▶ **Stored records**

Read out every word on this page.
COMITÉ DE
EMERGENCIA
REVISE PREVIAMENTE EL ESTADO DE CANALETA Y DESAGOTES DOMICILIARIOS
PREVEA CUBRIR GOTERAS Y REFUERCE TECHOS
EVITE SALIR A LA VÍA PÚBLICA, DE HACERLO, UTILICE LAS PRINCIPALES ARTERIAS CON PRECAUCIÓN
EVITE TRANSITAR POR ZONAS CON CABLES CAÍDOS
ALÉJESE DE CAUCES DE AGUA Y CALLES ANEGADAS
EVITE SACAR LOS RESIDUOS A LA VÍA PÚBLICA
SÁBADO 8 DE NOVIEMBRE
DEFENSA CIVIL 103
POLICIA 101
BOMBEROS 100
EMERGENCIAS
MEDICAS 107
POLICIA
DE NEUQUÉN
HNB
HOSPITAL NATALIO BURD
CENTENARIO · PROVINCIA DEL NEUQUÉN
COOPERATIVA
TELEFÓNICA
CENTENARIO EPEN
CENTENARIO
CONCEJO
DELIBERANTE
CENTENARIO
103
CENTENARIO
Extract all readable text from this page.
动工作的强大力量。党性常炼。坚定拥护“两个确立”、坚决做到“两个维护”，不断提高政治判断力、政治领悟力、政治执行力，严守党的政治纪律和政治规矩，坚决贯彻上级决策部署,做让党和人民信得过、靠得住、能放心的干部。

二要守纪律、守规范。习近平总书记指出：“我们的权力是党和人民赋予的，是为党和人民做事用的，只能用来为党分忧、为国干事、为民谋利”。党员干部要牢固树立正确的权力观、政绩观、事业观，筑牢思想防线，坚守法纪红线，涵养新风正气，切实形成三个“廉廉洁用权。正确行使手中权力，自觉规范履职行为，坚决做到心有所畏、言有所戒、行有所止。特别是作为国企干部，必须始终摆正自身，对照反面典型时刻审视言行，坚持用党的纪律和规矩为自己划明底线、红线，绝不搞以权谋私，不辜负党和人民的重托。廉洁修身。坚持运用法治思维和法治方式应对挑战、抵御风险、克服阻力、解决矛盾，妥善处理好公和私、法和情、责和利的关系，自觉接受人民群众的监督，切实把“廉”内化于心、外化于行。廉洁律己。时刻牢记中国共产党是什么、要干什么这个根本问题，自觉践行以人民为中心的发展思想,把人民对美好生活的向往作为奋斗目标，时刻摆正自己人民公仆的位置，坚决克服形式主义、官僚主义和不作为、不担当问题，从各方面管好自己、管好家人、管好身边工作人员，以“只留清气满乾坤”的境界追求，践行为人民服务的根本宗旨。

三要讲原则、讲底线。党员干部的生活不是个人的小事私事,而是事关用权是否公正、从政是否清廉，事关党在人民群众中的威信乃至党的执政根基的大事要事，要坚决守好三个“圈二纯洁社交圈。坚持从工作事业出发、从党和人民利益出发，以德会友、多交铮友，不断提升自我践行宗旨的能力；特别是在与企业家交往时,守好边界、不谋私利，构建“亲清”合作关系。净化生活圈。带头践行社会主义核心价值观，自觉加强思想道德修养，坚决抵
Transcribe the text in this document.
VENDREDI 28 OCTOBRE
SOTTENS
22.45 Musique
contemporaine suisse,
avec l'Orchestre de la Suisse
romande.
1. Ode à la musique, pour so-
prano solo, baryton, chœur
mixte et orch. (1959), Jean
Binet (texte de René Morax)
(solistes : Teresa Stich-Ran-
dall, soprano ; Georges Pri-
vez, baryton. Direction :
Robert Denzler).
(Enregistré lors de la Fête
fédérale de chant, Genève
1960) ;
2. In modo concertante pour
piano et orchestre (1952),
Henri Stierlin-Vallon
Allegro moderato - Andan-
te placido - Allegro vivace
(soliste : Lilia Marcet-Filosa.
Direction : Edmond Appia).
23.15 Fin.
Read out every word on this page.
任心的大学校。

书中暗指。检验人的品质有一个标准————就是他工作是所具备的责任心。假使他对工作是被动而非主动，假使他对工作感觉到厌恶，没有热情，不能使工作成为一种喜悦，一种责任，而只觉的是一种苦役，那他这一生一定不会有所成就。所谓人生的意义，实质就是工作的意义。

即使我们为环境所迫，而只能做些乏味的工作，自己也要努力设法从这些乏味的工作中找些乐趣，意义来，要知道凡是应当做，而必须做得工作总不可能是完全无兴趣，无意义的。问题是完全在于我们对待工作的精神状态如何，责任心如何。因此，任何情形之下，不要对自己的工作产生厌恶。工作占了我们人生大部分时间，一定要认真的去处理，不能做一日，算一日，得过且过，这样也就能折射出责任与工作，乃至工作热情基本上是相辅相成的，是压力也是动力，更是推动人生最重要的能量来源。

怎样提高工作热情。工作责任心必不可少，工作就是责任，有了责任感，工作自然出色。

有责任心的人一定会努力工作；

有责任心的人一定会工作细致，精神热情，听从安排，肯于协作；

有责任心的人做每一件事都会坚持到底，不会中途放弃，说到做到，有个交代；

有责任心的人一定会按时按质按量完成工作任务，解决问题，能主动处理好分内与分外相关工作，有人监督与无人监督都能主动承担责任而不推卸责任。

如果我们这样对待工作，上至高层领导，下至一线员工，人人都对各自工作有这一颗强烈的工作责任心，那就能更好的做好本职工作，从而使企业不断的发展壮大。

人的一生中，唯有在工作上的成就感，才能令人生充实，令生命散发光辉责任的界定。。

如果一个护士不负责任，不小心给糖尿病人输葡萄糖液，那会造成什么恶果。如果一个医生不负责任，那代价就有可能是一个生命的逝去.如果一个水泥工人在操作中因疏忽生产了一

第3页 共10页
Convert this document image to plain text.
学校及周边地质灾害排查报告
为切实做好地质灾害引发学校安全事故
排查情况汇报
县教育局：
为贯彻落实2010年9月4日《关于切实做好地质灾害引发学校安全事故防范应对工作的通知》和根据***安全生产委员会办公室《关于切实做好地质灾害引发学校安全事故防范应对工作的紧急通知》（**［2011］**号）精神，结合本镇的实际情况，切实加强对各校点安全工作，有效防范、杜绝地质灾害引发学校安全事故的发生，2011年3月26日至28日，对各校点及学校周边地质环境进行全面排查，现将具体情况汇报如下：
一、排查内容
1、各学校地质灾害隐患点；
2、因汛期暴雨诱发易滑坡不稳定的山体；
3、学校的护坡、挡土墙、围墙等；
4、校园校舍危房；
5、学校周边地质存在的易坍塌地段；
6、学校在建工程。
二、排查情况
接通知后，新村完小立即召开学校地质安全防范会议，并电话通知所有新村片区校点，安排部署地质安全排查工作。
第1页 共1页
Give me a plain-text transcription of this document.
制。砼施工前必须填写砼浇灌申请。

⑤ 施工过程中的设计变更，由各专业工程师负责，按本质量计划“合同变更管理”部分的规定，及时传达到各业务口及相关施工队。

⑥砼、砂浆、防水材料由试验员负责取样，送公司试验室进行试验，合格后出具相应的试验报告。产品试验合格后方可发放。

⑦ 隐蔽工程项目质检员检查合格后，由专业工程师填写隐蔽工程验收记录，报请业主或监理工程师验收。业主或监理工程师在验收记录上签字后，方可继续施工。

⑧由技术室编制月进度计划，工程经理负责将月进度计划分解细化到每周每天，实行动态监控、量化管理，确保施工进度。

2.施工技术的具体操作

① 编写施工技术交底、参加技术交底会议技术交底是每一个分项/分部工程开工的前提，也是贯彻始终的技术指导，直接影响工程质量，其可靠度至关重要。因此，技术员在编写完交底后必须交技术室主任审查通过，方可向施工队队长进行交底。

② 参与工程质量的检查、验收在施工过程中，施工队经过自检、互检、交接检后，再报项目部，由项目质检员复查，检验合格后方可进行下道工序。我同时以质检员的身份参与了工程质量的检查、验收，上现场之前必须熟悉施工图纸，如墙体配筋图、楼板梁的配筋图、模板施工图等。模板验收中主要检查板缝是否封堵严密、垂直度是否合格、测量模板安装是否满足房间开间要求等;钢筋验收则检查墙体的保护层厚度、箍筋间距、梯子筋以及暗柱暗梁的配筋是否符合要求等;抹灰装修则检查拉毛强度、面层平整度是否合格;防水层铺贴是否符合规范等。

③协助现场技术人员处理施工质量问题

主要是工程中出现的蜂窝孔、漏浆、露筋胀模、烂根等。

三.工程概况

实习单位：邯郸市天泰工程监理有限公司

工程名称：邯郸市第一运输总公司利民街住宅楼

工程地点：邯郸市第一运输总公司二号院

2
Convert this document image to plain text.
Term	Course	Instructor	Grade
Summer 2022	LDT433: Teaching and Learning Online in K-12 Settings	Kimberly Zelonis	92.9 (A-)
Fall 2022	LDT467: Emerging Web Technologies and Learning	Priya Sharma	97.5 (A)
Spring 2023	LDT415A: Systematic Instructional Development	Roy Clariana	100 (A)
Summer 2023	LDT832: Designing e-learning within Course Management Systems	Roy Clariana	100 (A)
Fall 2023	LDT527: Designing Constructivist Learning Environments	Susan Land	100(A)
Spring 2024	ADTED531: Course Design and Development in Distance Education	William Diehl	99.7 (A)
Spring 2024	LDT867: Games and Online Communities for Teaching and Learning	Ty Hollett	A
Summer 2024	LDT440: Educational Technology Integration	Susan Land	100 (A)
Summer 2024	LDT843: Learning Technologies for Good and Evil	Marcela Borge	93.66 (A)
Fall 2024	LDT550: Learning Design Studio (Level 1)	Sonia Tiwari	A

▶ **REQUIREMENTS**
Only the lines from the one with "Give me a plain-text" through the end of the material are wanted; copy them exactly, both ends included.

▶ **WRITTEN REPLY**
Give me a plain-text transcription of this document.
制。砼施工前必须填写砼浇灌申请。

⑤ 施工过程中的设计变更，由各专业工程师负责，按本质量计划“合同变更管理”部分的规定，及时传达到各业务口及相关施工队。

⑥砼、砂浆、防水材料由试验员负责取样，送公司试验室进行试验，合格后出具相应的试验报告。产品试验合格后方可发放。

⑦ 隐蔽工程项目质检员检查合格后，由专业工程师填写隐蔽工程验收记录，报请业主或监理工程师验收。业主或监理工程师在验收记录上签字后，方可继续施工。

⑧由技术室编制月进度计划，工程经理负责将月进度计划分解细化到每周每天，实行动态监控、量化管理，确保施工进度。

2.施工技术的具体操作

① 编写施工技术交底、参加技术交底会议技术交底是每一个分项/分部工程开工的前提，也是贯彻始终的技术指导，直接影响工程质量，其可靠度至关重要。因此，技术员在编写完交底后必须交技术室主任审查通过，方可向施工队队长进行交底。

② 参与工程质量的检查、验收在施工过程中，施工队经过自检、互检、交接检后，再报项目部，由项目质检员复查，检验合格后方可进行下道工序。我同时以质检员的身份参与了工程质量的检查、验收，上现场之前必须熟悉施工图纸，如墙体配筋图、楼板梁的配筋图、模板施工图等。模板验收中主要检查板缝是否封堵严密、垂直度是否合格、测量模板安装是否满足房间开间要求等;钢筋验收则检查墙体的保护层厚度、箍筋间距、梯子筋以及暗柱暗梁的配筋是否符合要求等;抹灰装修则检查拉毛强度、面层平整度是否合格;防水层铺贴是否符合规范等。

③协助现场技术人员处理施工质量问题

主要是工程中出现的蜂窝孔、漏浆、露筋胀模、烂根等。

三.工程概况

实习单位：邯郸市天泰工程监理有限公司

工程名称：邯郸市第一运输总公司利民街住宅楼

工程地点：邯郸市第一运输总公司二号院

2
Convert this document image to plain text.
Term	Course	Instructor	Grade
Summer 2022	LDT433: Teaching and Learning Online in K-12 Settings	Kimberly Zelonis	92.9 (A-)
Fall 2022	LDT467: Emerging Web Technologies and Learning	Priya Sharma	97.5 (A)
Spring 2023	LDT415A: Systematic Instructional Development	Roy Clariana	100 (A)
Summer 2023	LDT832: Designing e-learning within Course Management Systems	Roy Clariana	100 (A)
Fall 2023	LDT527: Designing Constructivist Learning Environments	Susan Land	100(A)
Spring 2024	ADTED531: Course Design and Development in Distance Education	William Diehl	99.7 (A)
Spring 2024	LDT867: Games and Online Communities for Teaching and Learning	Ty Hollett	A
Summer 2024	LDT440: Educational Technology Integration	Susan Land	100 (A)
Summer 2024	LDT843: Learning Technologies for Good and Evil	Marcela Borge	93.66 (A)
Fall 2024	LDT550: Learning Design Studio (Level 1)	Sonia Tiwari	A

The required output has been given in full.